Directions: Look over the lines below. Report each one that includes the string "this".

(Data entries)
┌──

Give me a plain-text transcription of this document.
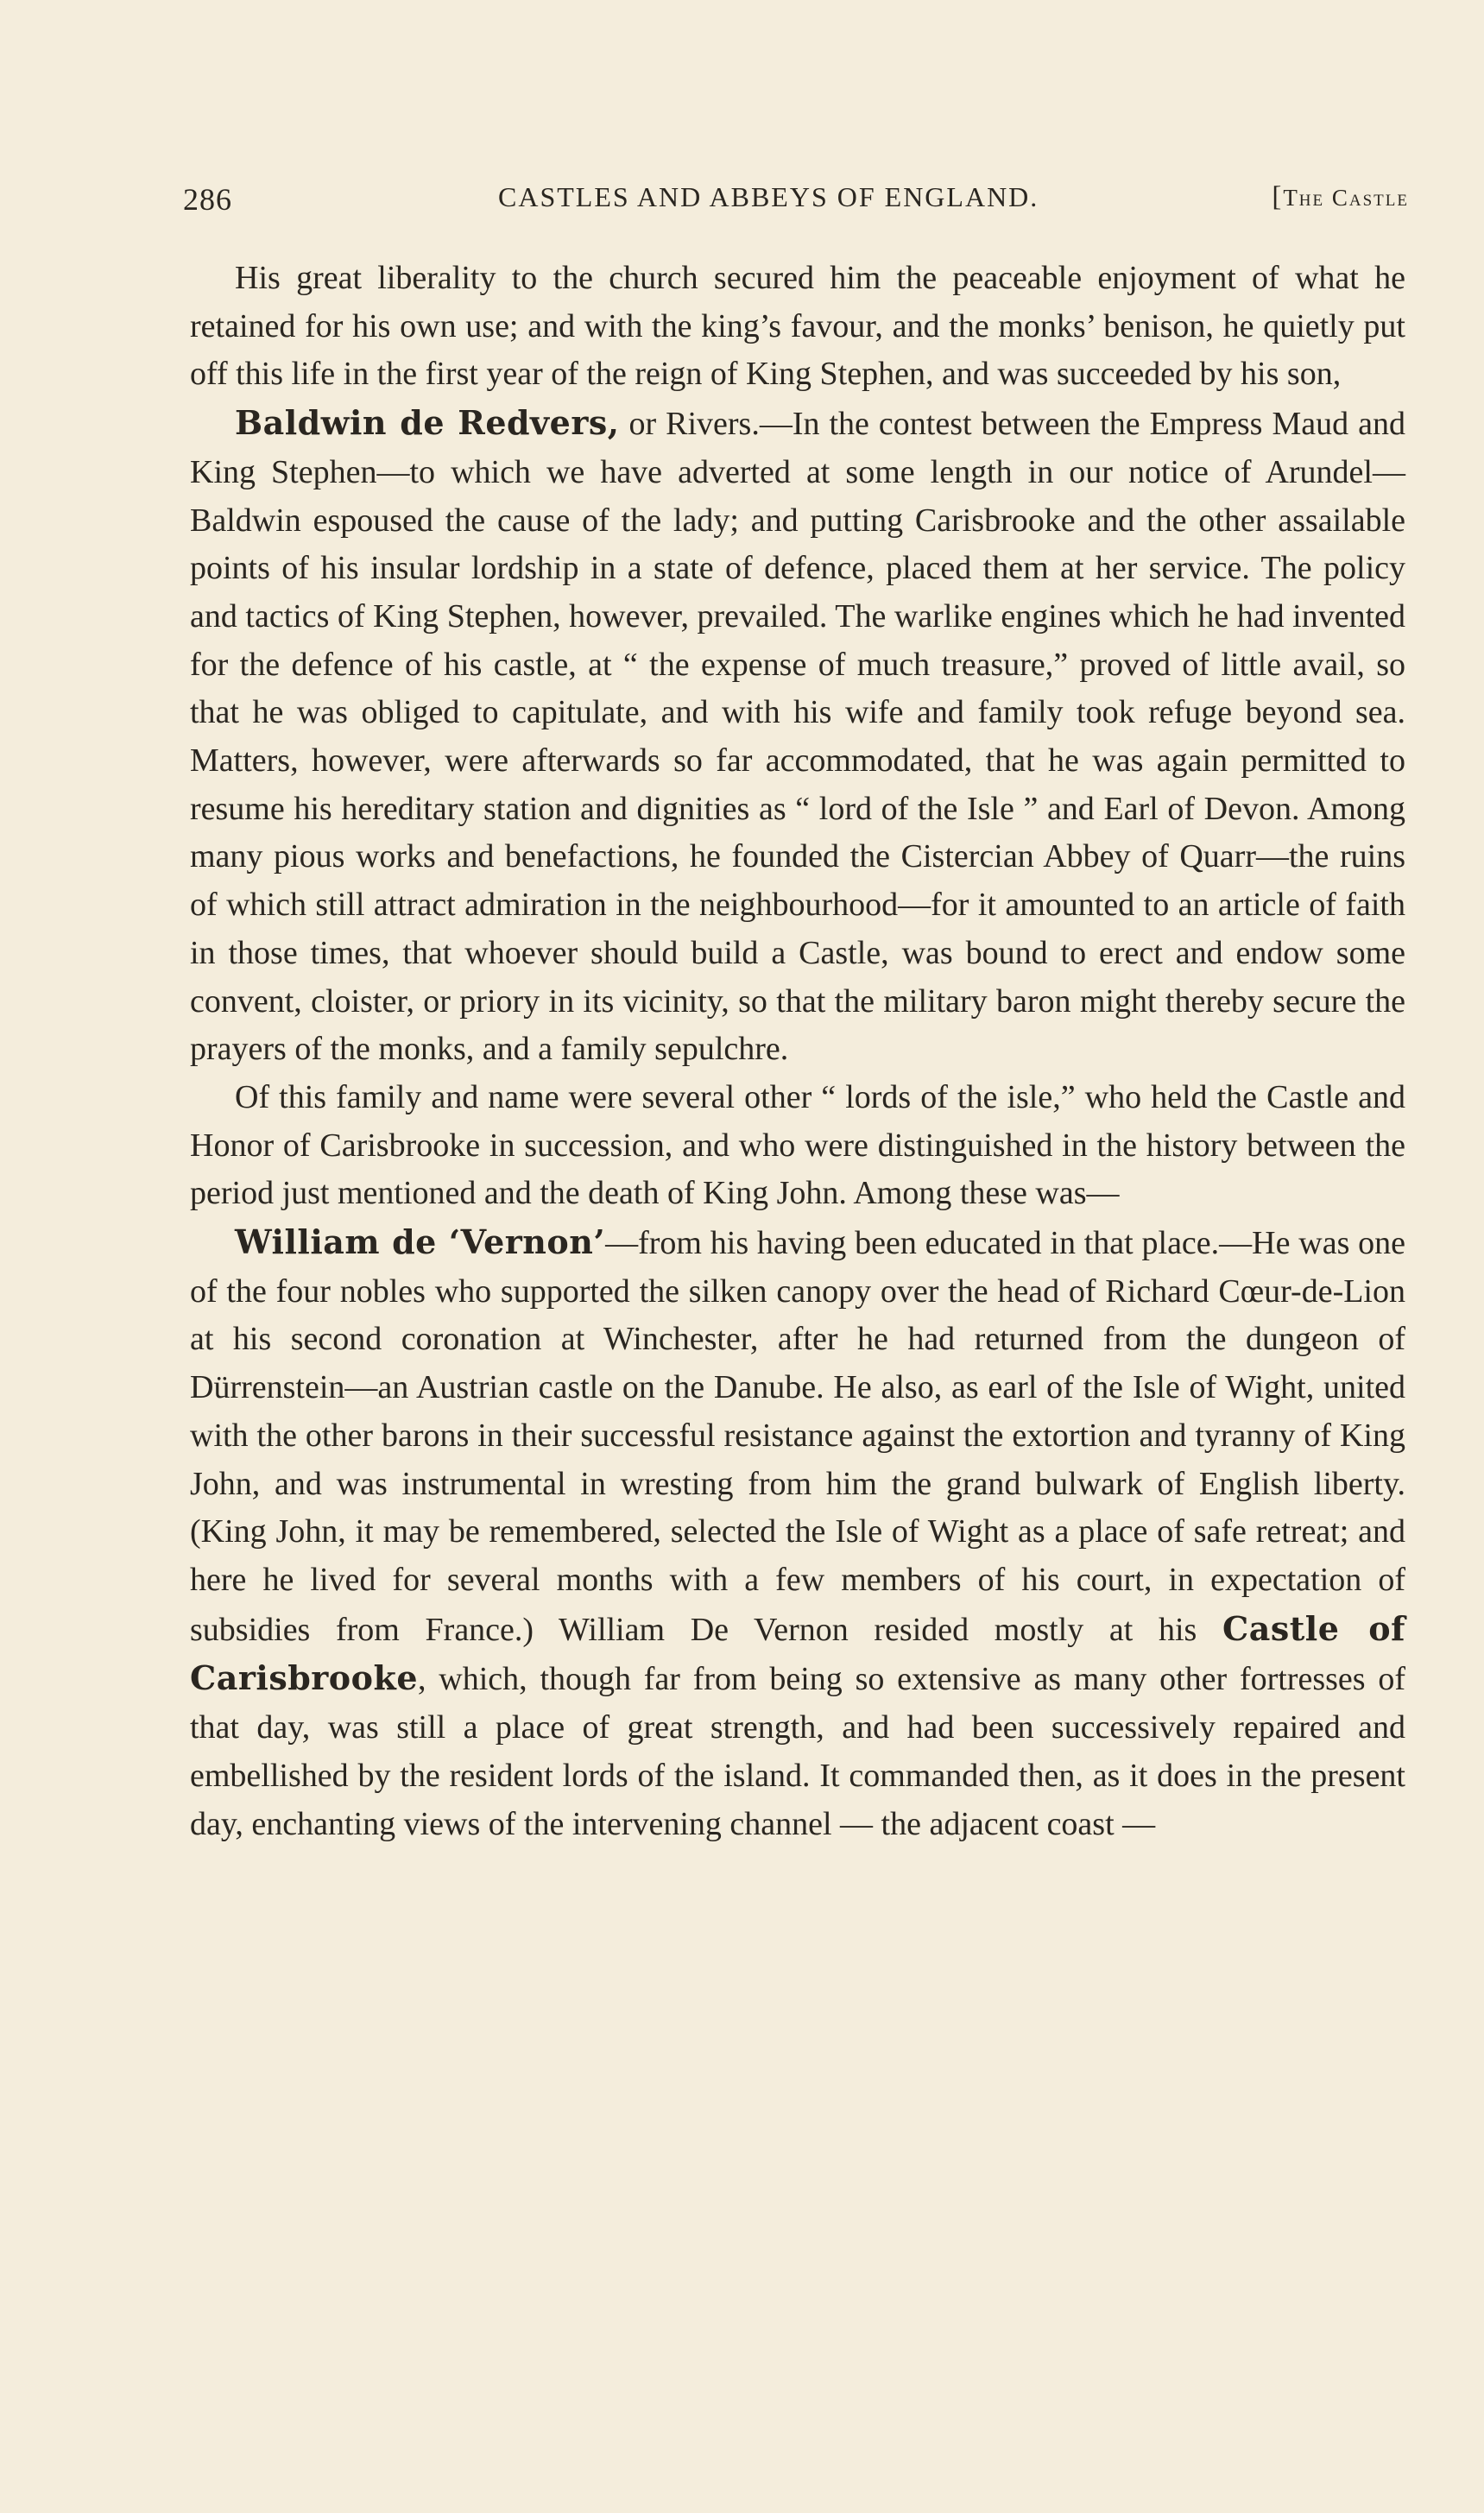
286	CASTLES AND ABBEYS OF ENGLAND.	[The Castle

His great liberality to the church secured him the peaceable enjoyment of what he retained for his own use; and with the king’s favour, and the monks’ benison, he quietly put off this life in the first year of the reign of King Stephen, and was succeeded by his son,

Baldwin de Redvers, or Rivers.—In the contest between the Empress Maud and King Stephen—to which we have adverted at some length in our notice of Arundel—Baldwin espoused the cause of the lady; and putting Carisbrooke and the other assailable points of his insular lordship in a state of defence, placed them at her service. The policy and tactics of King Stephen, however, prevailed. The warlike engines which he had invented for the defence of his castle, at “ the expense of much treasure,” proved of little avail, so that he was obliged to capitulate, and with his wife and family took refuge beyond sea. Matters, however, were afterwards so far accommodated, that he was again permitted to resume his hereditary station and dignities as “ lord of the Isle ” and Earl of Devon. Among many pious works and benefactions, he founded the Cistercian Abbey of Quarr—the ruins of which still attract admiration in the neighbourhood—for it amounted to an article of faith in those times, that whoever should build a Castle, was bound to erect and endow some convent, cloister, or priory in its vicinity, so that the military baron might thereby secure the prayers of the monks, and a family sepulchre.

Of this family and name were several other “ lords of the isle,” who held the Castle and Honor of Carisbrooke in succession, and who were distinguished in the history between the period just mentioned and the death of King John. Among these was—

William de ‘Vernon’—from his having been educated in that place.—He was one of the four nobles who supported the silken canopy over the head of Richard Cœur-de-Lion at his second coronation at Winchester, after he had returned from the dungeon of Dürrenstein—an Austrian castle on the Danube. He also, as earl of the Isle of Wight, united with the other barons in their successful resistance against the extortion and tyranny of King John, and was instrumental in wresting from him the grand bulwark of English liberty. (King John, it may be remembered, selected the Isle of Wight as a place of safe retreat; and here he lived for several months with a few members of his court, in expectation of subsidies from France.) William De Vernon resided mostly at his Castle of Carisbrooke, which, though far from being so extensive as many other fortresses of that day, was still a place of great strength, and had been successively repaired and embellished by the resident lords of the island. It commanded then, as it does in the present day, enchanting views of the intervening channel — the adjacent coast —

└──

Completed task:
Give me a plain-text transcription of this document.
His great liberality to the church secured him the peaceable enjoyment of what he retained for his own use; and with the king’s favour, and the monks’ benison, he quietly put off this life in the first year of the reign of King Stephen, and was succeeded by his son,
Of this family and name were several other “ lords of the isle,” who held the Castle and Honor of Carisbrooke in succession, and who were distinguished in the history between the period just mentioned and the death of King John. Among these was—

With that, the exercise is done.